_TAREFAS SOLICITADAS_
A) Resuma em duas frases o texto sobre a Conferência Audiovisual.
B) Com base no texto sobre a Conferência Audiovisual, responda às perguntas abaixo:
(i) Durante qual edição do Festival de Brasília do Cinema Brasileiro a conferência foi realizada?
(ii) Quais grupos a conferência reuniu?
(iii) A quem a indústria cinematográfica não deve ficar subalterna?
C) Prossiga com a redação do texto sobre a Conferência Audiovisual a partir do ponto em que ele se encerra.

_TEXTO APRESENTADO_
################

Brasília/DF, 10 de dezembro de 2024
A 4ª Conferência Audiovisual, realizada durante a 57ª edição do Festival de Brasília do Cinema Brasileiro, de 5 a 7 de dezembro, reuniu uma centena de profissionais, parlamentares, gestores e pesquisadores. O evento expressou profunda preocupação e insatisfação com os rumos da política cinematográfica e audiovisual brasileira, alertando para seus impactos na soberania nacional. No contexto do cinema, soberania significa mais do que produzir imagens: é sobre o Brasil afirmar-se como criador de suas próprias narrativas, com uma estratégia clara de desenvolvimento econômico, social e de inserção global, garantindo que a indústria cinematográfica ocupe uma posição de protagonismo, e não subalterna aos conglomerados estrangeiros que atuam no país. .

################

_INFORMAÇÕES FORNECIDAS_
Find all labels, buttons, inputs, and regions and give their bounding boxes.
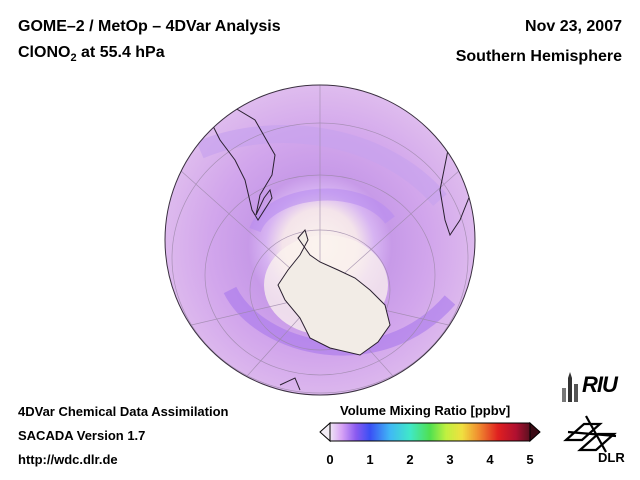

################

_RESPOSTAS ÀS TAREFAS_
A) A 4ª Conferência Audiovisual, realizada de 5 a 7 de dezembro durante a 57ª edição do Festival de Brasília do Cinema Brasileiro, reuniu uma centena de profissionais, parlamentares, gestores e pesquisadores. O evento expressou profunda preocupação e insatisfação com os rumos da política cinematográfica e audiovisual brasileira e alertou para seus impactos na soberania nacional, entendida como a afirmação do Brasil como criador de suas próprias narrativas.

B)
(i) Durante a 57ª edição.
(ii) Profissionais, parlamentares, gestores e pesquisadores.
(iii) Aos conglomerados estrangeiros que atuam no país.

C)
Se nossa produção tem batido recordes de filmes lançados a cada ano, o fosso que separa essa produção da população brasileira vem aumentando por razões diversas que merecem discussão: (i) a necessidade urgente de regulação do streaming; (ii) o tratamento do cinema como indústria fomentando de forma estratégica polos vocacionados nascentes, crescentes e consolidados do país e; (iii) uma visão sistêmica sobre a atividade, que englobe criação, produção, distribuição, exibição unindo todos elos da cadeia de valor de forma integrada e potente. Esses três grandes temas foram apontados como centrais e urgentes para criar as condições necessárias para que os filmes brasileiros alcancem uma trajetória digna no mercado interno.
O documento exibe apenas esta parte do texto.